··· Excerpted records ···
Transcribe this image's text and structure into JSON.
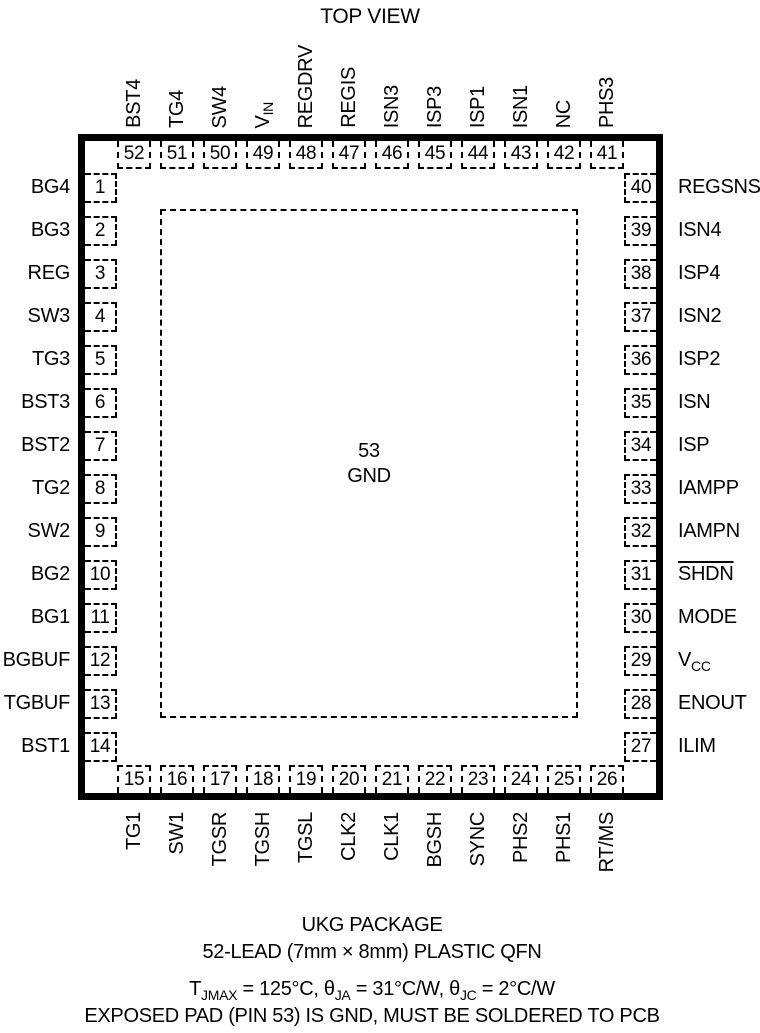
{
  "title": "TOP VIEW",
  "package": {
    "exposed_pad": {
      "number": "53",
      "name": "GND"
    },
    "pins": {
      "top": [
        {
          "num": "52",
          "name": "BST4"
        },
        {
          "num": "51",
          "name": "TG4"
        },
        {
          "num": "50",
          "name": "SW4"
        },
        {
          "num": "49",
          "name": "VIN",
          "base": "V",
          "sub": "IN"
        },
        {
          "num": "48",
          "name": "REGDRV"
        },
        {
          "num": "47",
          "name": "REGIS"
        },
        {
          "num": "46",
          "name": "ISN3"
        },
        {
          "num": "45",
          "name": "ISP3"
        },
        {
          "num": "44",
          "name": "ISP1"
        },
        {
          "num": "43",
          "name": "ISN1"
        },
        {
          "num": "42",
          "name": "NC"
        },
        {
          "num": "41",
          "name": "PHS3"
        }
      ],
      "left": [
        {
          "num": "1",
          "name": "BG4"
        },
        {
          "num": "2",
          "name": "BG3"
        },
        {
          "num": "3",
          "name": "REG"
        },
        {
          "num": "4",
          "name": "SW3"
        },
        {
          "num": "5",
          "name": "TG3"
        },
        {
          "num": "6",
          "name": "BST3"
        },
        {
          "num": "7",
          "name": "BST2"
        },
        {
          "num": "8",
          "name": "TG2"
        },
        {
          "num": "9",
          "name": "SW2"
        },
        {
          "num": "10",
          "name": "BG2"
        },
        {
          "num": "11",
          "name": "BG1"
        },
        {
          "num": "12",
          "name": "BGBUF"
        },
        {
          "num": "13",
          "name": "TGBUF"
        },
        {
          "num": "14",
          "name": "BST1"
        }
      ],
      "right": [
        {
          "num": "40",
          "name": "REGSNS"
        },
        {
          "num": "39",
          "name": "ISN4"
        },
        {
          "num": "38",
          "name": "ISP4"
        },
        {
          "num": "37",
          "name": "ISN2"
        },
        {
          "num": "36",
          "name": "ISP2"
        },
        {
          "num": "35",
          "name": "ISN"
        },
        {
          "num": "34",
          "name": "ISP"
        },
        {
          "num": "33",
          "name": "IAMPP"
        },
        {
          "num": "32",
          "name": "IAMPN"
        },
        {
          "num": "31",
          "name": "SHDN",
          "overline": true
        },
        {
          "num": "30",
          "name": "MODE"
        },
        {
          "num": "29",
          "name": "VCC",
          "base": "V",
          "sub": "CC"
        },
        {
          "num": "28",
          "name": "ENOUT"
        },
        {
          "num": "27",
          "name": "ILIM"
        }
      ],
      "bottom": [
        {
          "num": "15",
          "name": "TG1"
        },
        {
          "num": "16",
          "name": "SW1"
        },
        {
          "num": "17",
          "name": "TGSR"
        },
        {
          "num": "18",
          "name": "TGSH"
        },
        {
          "num": "19",
          "name": "TGSL"
        },
        {
          "num": "20",
          "name": "CLK2"
        },
        {
          "num": "21",
          "name": "CLK1"
        },
        {
          "num": "22",
          "name": "BGSH"
        },
        {
          "num": "23",
          "name": "SYNC"
        },
        {
          "num": "24",
          "name": "PHS2"
        },
        {
          "num": "25",
          "name": "PHS1"
        },
        {
          "num": "26",
          "name": "RT/MS"
        }
      ]
    }
  },
  "caption": {
    "line1": "UKG PACKAGE",
    "line2": "52-LEAD (7mm × 8mm) PLASTIC QFN",
    "line3_segments": [
      {
        "t": "T"
      },
      {
        "sub": "JMAX"
      },
      {
        "t": " = 125°C, θ"
      },
      {
        "sub": "JA"
      },
      {
        "t": " = 31°C/W, θ"
      },
      {
        "sub": "JC"
      },
      {
        "t": " = 2°C/W"
      }
    ],
    "line4": "EXPOSED PAD (PIN 53) IS GND, MUST BE SOLDERED TO PCB"
  },
  "colors": {
    "ink": "#000000",
    "background": "#ffffff"
  }
}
···
Task objective:
Reproduce the full listing faithfully, but do not carry over any pictures.

Reply to the task:
Transcribe this image's text and structure into JSON.
{
  "title": "TOP VIEW",
  "package": {
    "exposed_pad": {
      "number": "53",
      "name": "GND"
    },
    "pins": {
      "top": [
        {
          "num": "52",
          "name": "BST4"
        },
        {
          "num": "51",
          "name": "TG4"
        },
        {
          "num": "50",
          "name": "SW4"
        },
        {
          "num": "49",
          "name": "VIN",
          "base": "V",
          "sub": "IN"
        },
        {
          "num": "48",
          "name": "REGDRV"
        },
        {
          "num": "47",
          "name": "REGIS"
        },
        {
          "num": "46",
          "name": "ISN3"
        },
        {
          "num": "45",
          "name": "ISP3"
        },
        {
          "num": "44",
          "name": "ISP1"
        },
        {
          "num": "43",
          "name": "ISN1"
        },
        {
          "num": "42",
          "name": "NC"
        },
        {
          "num": "41",
          "name": "PHS3"
        }
      ],
      "left": [
        {
          "num": "1",
          "name": "BG4"
        },
        {
          "num": "2",
          "name": "BG3"
        },
        {
          "num": "3",
          "name": "REG"
        },
        {
          "num": "4",
          "name": "SW3"
        },
        {
          "num": "5",
          "name": "TG3"
        },
        {
          "num": "6",
          "name": "BST3"
        },
        {
          "num": "7",
          "name": "BST2"
        },
        {
          "num": "8",
          "name": "TG2"
        },
        {
          "num": "9",
          "name": "SW2"
        },
        {
          "num": "10",
          "name": "BG2"
        },
        {
          "num": "11",
          "name": "BG1"
        },
        {
          "num": "12",
          "name": "BGBUF"
        },
        {
          "num": "13",
          "name": "TGBUF"
        },
        {
          "num": "14",
          "name": "BST1"
        }
      ],
      "right": [
        {
          "num": "40",
          "name": "REGSNS"
        },
        {
          "num": "39",
          "name": "ISN4"
        },
        {
          "num": "38",
          "name": "ISP4"
        },
        {
          "num": "37",
          "name": "ISN2"
        },
        {
          "num": "36",
          "name": "ISP2"
        },
        {
          "num": "35",
          "name": "ISN"
        },
        {
          "num": "34",
          "name": "ISP"
        },
        {
          "num": "33",
          "name": "IAMPP"
        },
        {
          "num": "32",
          "name": "IAMPN"
        },
        {
          "num": "31",
          "name": "SHDN",
          "overline": true
        },
        {
          "num": "30",
          "name": "MODE"
        },
        {
          "num": "29",
          "name": "VCC",
          "base": "V",
          "sub": "CC"
        },
        {
          "num": "28",
          "name": "ENOUT"
        },
        {
          "num": "27",
          "name": "ILIM"
        }
      ],
      "bottom": [
        {
          "num": "15",
          "name": "TG1"
        },
        {
          "num": "16",
          "name": "SW1"
        },
        {
          "num": "17",
          "name": "TGSR"
        },
        {
          "num": "18",
          "name": "TGSH"
        },
        {
          "num": "19",
          "name": "TGSL"
        },
        {
          "num": "20",
          "name": "CLK2"
        },
        {
          "num": "21",
          "name": "CLK1"
        },
        {
          "num": "22",
          "name": "BGSH"
        },
        {
          "num": "23",
          "name": "SYNC"
        },
        {
          "num": "24",
          "name": "PHS2"
        },
        {
          "num": "25",
          "name": "PHS1"
        },
        {
          "num": "26",
          "name": "RT/MS"
        }
      ]
    }
  },
  "caption": {
    "line1": "UKG PACKAGE",
    "line2": "52-LEAD (7mm × 8mm) PLASTIC QFN",
    "line3_segments": [
      {
        "t": "T"
      },
      {
        "sub": "JMAX"
      },
      {
        "t": " = 125°C, θ"
      },
      {
        "sub": "JA"
      },
      {
        "t": " = 31°C/W, θ"
      },
      {
        "sub": "JC"
      },
      {
        "t": " = 2°C/W"
      }
    ],
    "line4": "EXPOSED PAD (PIN 53) IS GND, MUST BE SOLDERED TO PCB"
  },
  "colors": {
    "ink": "#000000",
    "background": "#ffffff"
  }
}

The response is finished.